Without including the pictures, copy out every line below.
──────────
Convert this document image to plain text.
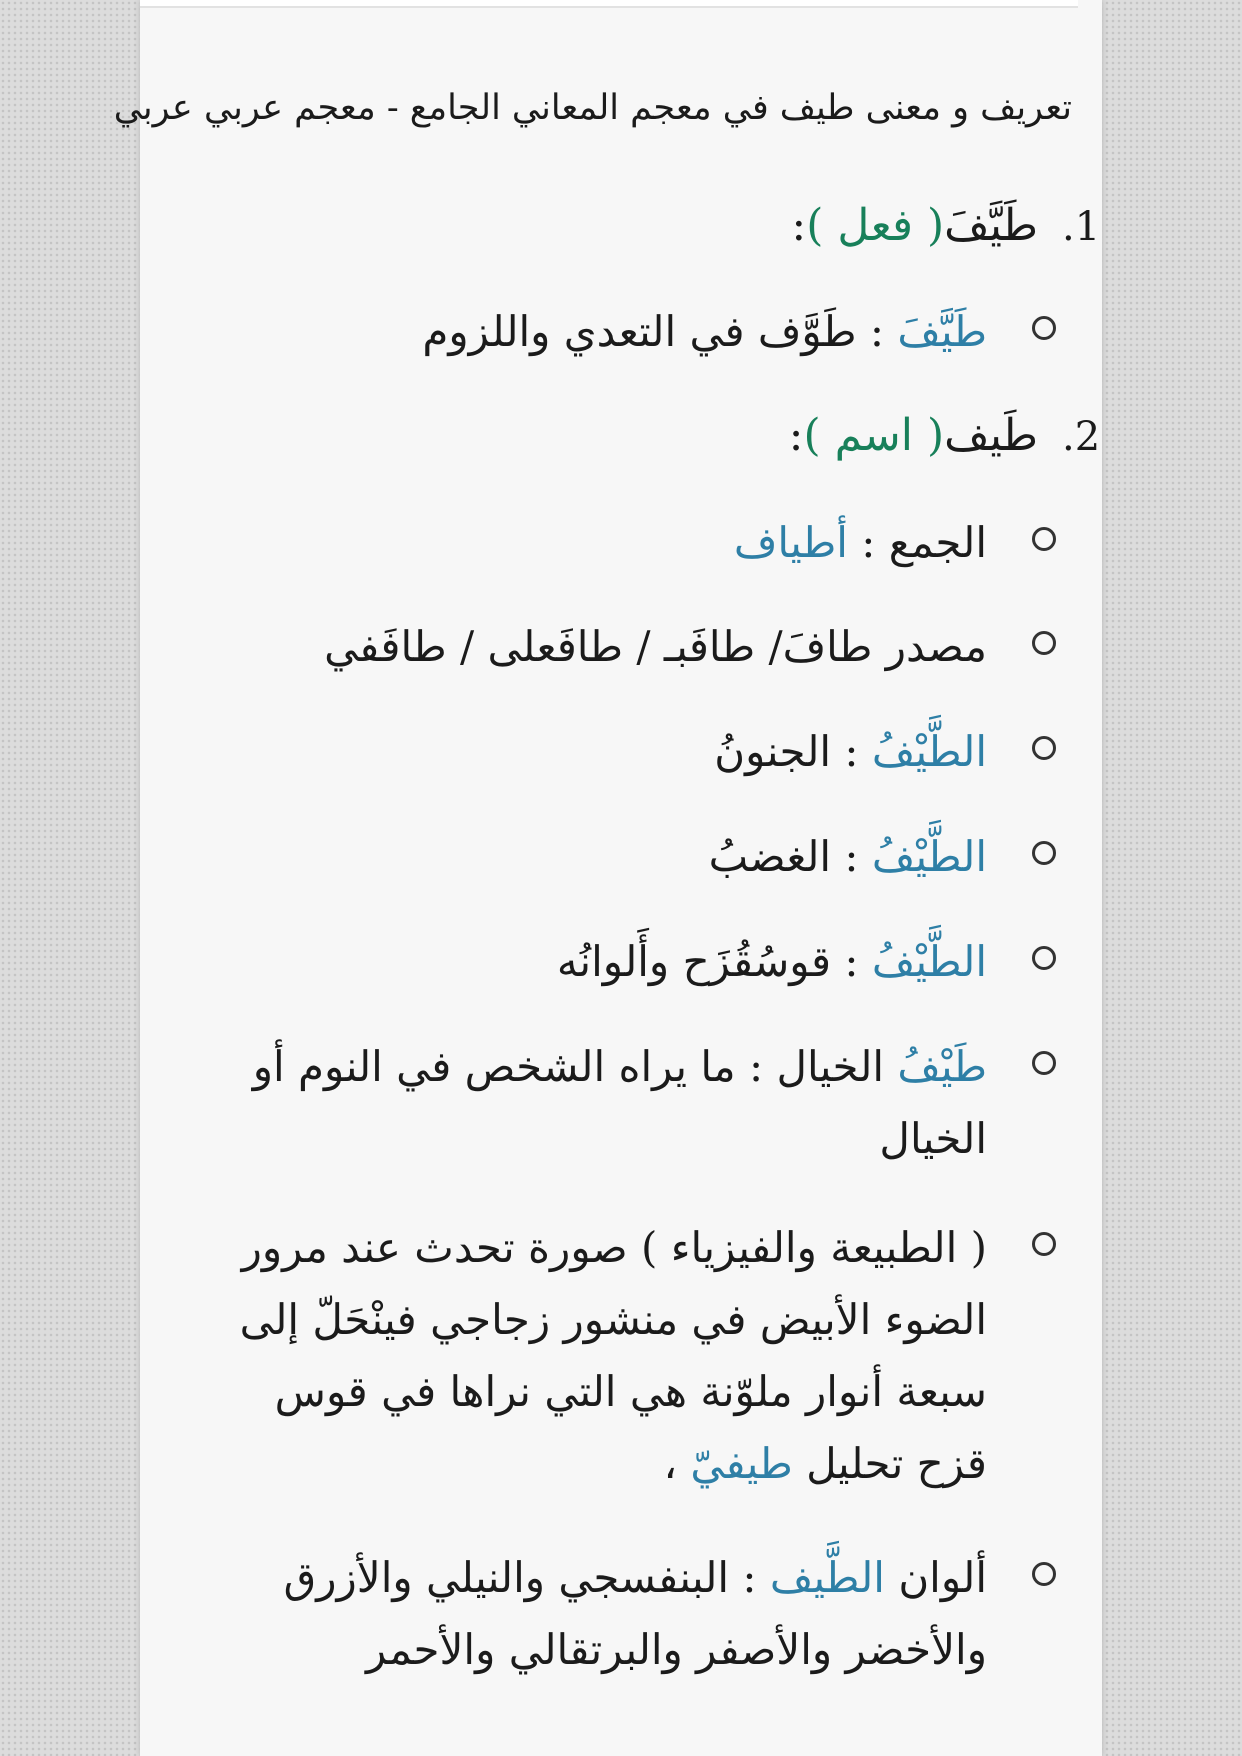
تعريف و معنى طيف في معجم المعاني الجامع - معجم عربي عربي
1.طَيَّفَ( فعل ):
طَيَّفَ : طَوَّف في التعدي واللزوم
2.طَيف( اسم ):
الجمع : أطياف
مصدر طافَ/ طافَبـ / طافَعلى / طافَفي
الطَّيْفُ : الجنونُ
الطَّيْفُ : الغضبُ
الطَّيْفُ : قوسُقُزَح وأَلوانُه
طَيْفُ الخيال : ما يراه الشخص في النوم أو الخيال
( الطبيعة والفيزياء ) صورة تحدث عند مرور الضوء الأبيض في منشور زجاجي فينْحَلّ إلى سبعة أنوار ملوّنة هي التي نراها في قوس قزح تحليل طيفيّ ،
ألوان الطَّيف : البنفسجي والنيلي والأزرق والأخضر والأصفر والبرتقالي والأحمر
──────────
* [Written response]:
Convert this document image to plain text.
تعريف و معنى طيف في معجم المعاني الجامع - معجم عربي عربي
1.طَيَّفَ( فعل ):
طَيَّفَ : طَوَّف في التعدي واللزوم
2.طَيف( اسم ):
الجمع : أطياف
مصدر طافَ/ طافَبـ / طافَعلى / طافَفي
الطَّيْفُ : الجنونُ
الطَّيْفُ : الغضبُ
الطَّيْفُ : قوسُقُزَح وأَلوانُه
طَيْفُ الخيال : ما يراه الشخص في النوم أو الخيال
( الطبيعة والفيزياء ) صورة تحدث عند مرور الضوء الأبيض في منشور زجاجي فينْحَلّ إلى سبعة أنوار ملوّنة هي التي نراها في قوس قزح تحليل طيفيّ ،
ألوان الطَّيف : البنفسجي والنيلي والأزرق والأخضر والأصفر والبرتقالي والأحمر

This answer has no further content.